Copy out lines with the word "method" from the material that follows.

═══ TASK DATA ═══

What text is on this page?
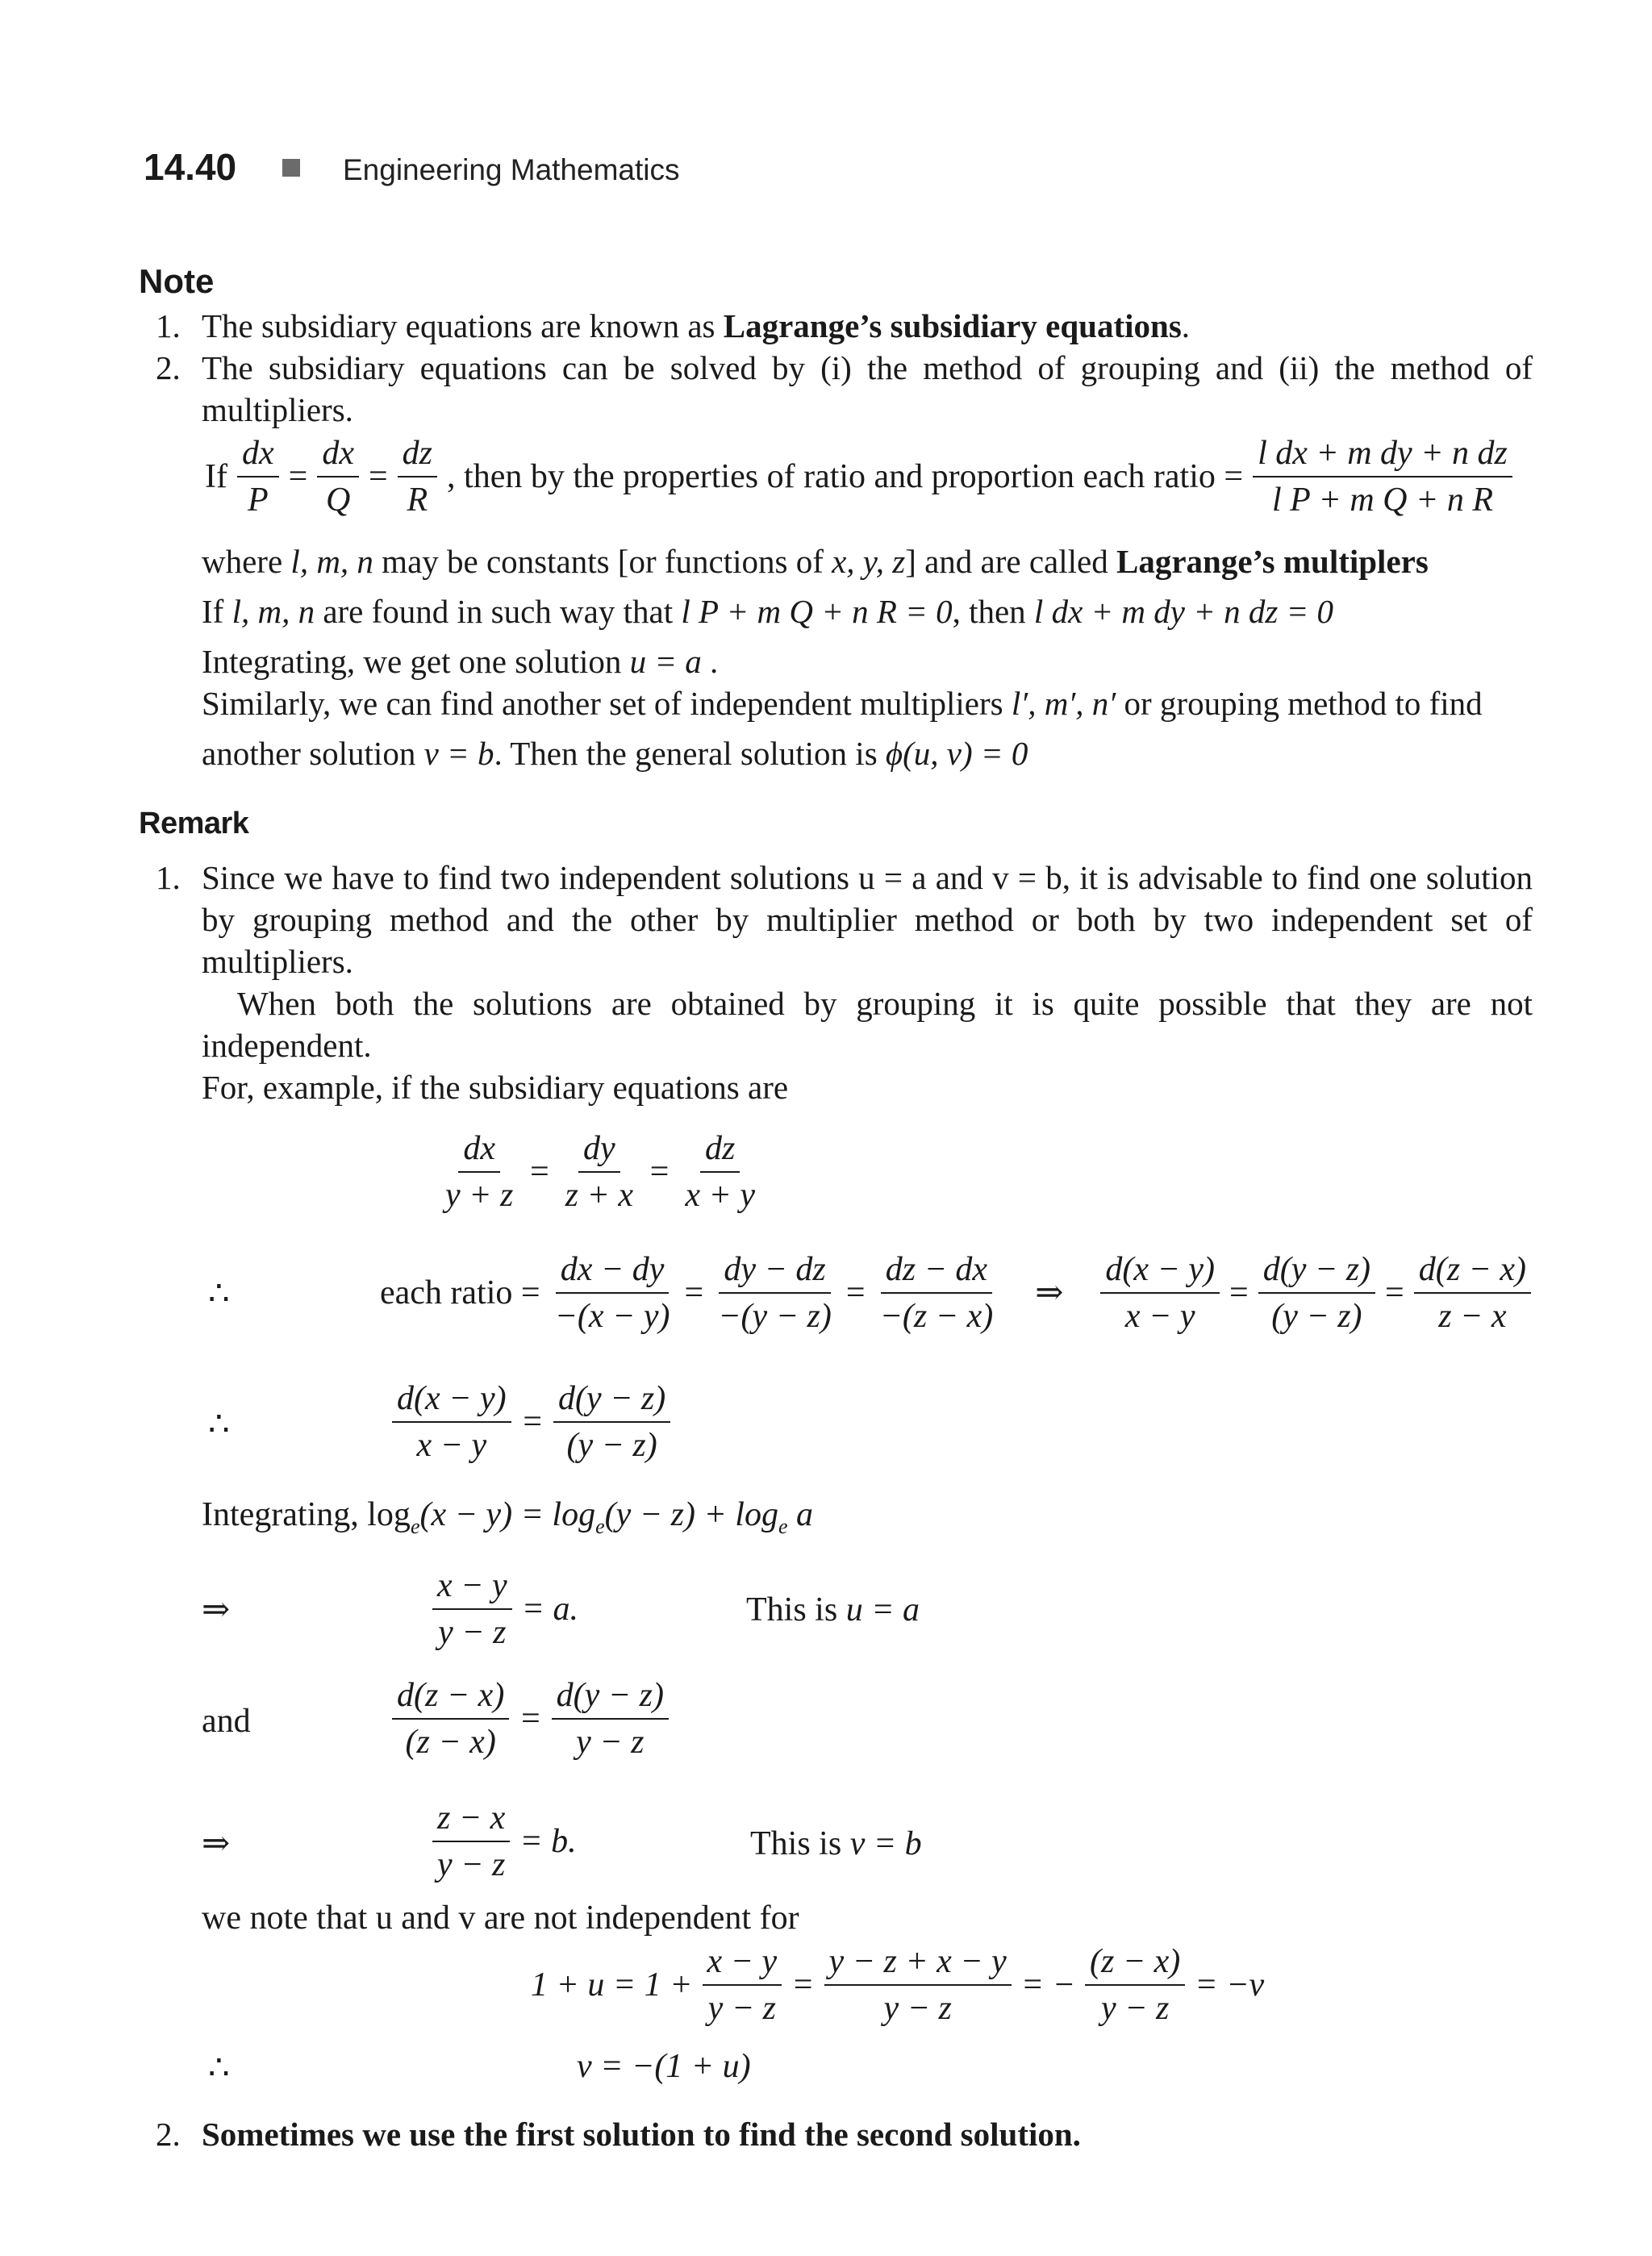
14.40	Engineering Mathematics
Note
1. The subsidiary equations are known as Lagrange’s subsidiary equations.
2. The subsidiary equations can be solved by (i) the method of grouping and (ii) the method of multipliers.
If $\frac{dx}{P} = \frac{dx}{Q} = \frac{dz}{R}$ , then by the properties of ratio and proportion each ratio = $\frac{\text{l dx + m dy + n dz}}{\text{l P + m Q + n R}}$
where l, m, n may be constants [or functions of x, y, z] and are called Lagrange’s multiplers
If l, m, n are found in such way that l P + m Q + n R = 0, then l dx + m dy + n dz = 0
Integrating, we get one solution u = a .
Similarly, we can find another set of independent multipliers l′, m′, n′ or grouping method to find
another solution v = b. Then the general solution is ϕ(u, v) = 0
Remark
1. Since we have to find two independent solutions u = a and v = b, it is advisable to find one solution by grouping method and the other by multiplier method or both by two independent set of multipliers.
When both the solutions are obtained by grouping it is quite possible that they are not independent.
For, example, if the subsidiary equations are
$\frac{dx}{y + z} = \frac{dy}{z + x} = \frac{dz}{x + y}$
∴	each ratio = $\frac{dx - dy}{-(x - y)} = \frac{dy - dz}{-(y - z)} = \frac{dz - dx}{-(z - x)}$ ⇒ $\frac{d(x - y)}{x - y} = \frac{d(y - z)}{(y - z)} = \frac{d(z - x)}{z - x}$
∴	$\frac{d(x - y)}{x - y} = \frac{d(y - z)}{(y - z)}$
Integrating, $\log_e(x - y) = \log_e(y - z) + \log_e a$
⇒	$\frac{x - y}{y - z} = a$.	This is u = a
and	$\frac{d(z - x)}{(z - x)} = \frac{d(y - z)}{y - z}$
⇒	$\frac{z - x}{y - z} = b$.	This is v = b
we note that u and v are not independent for
$1 + u = 1 + \frac{x - y}{y - z} = \frac{y - z + x - y}{y - z}$ = − $\frac{(z - x)}{y - z} = -v$
∴	v = −(1 + u)
2. Sometimes we use the first solution to find the second solution.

═══

▶ [RESPONSE TO THE EXERCISE]:
2. The subsidiary equations can be solved by (i) the method of grouping and (ii) the method of multipliers.
Similarly, we can find another set of independent multipliers l′, m′, n′ or grouping method to find
1. Since we have to find two independent solutions u = a and v = b, it is advisable to find one solution by grouping method and the other by multiplier method or both by two independent set of multipliers.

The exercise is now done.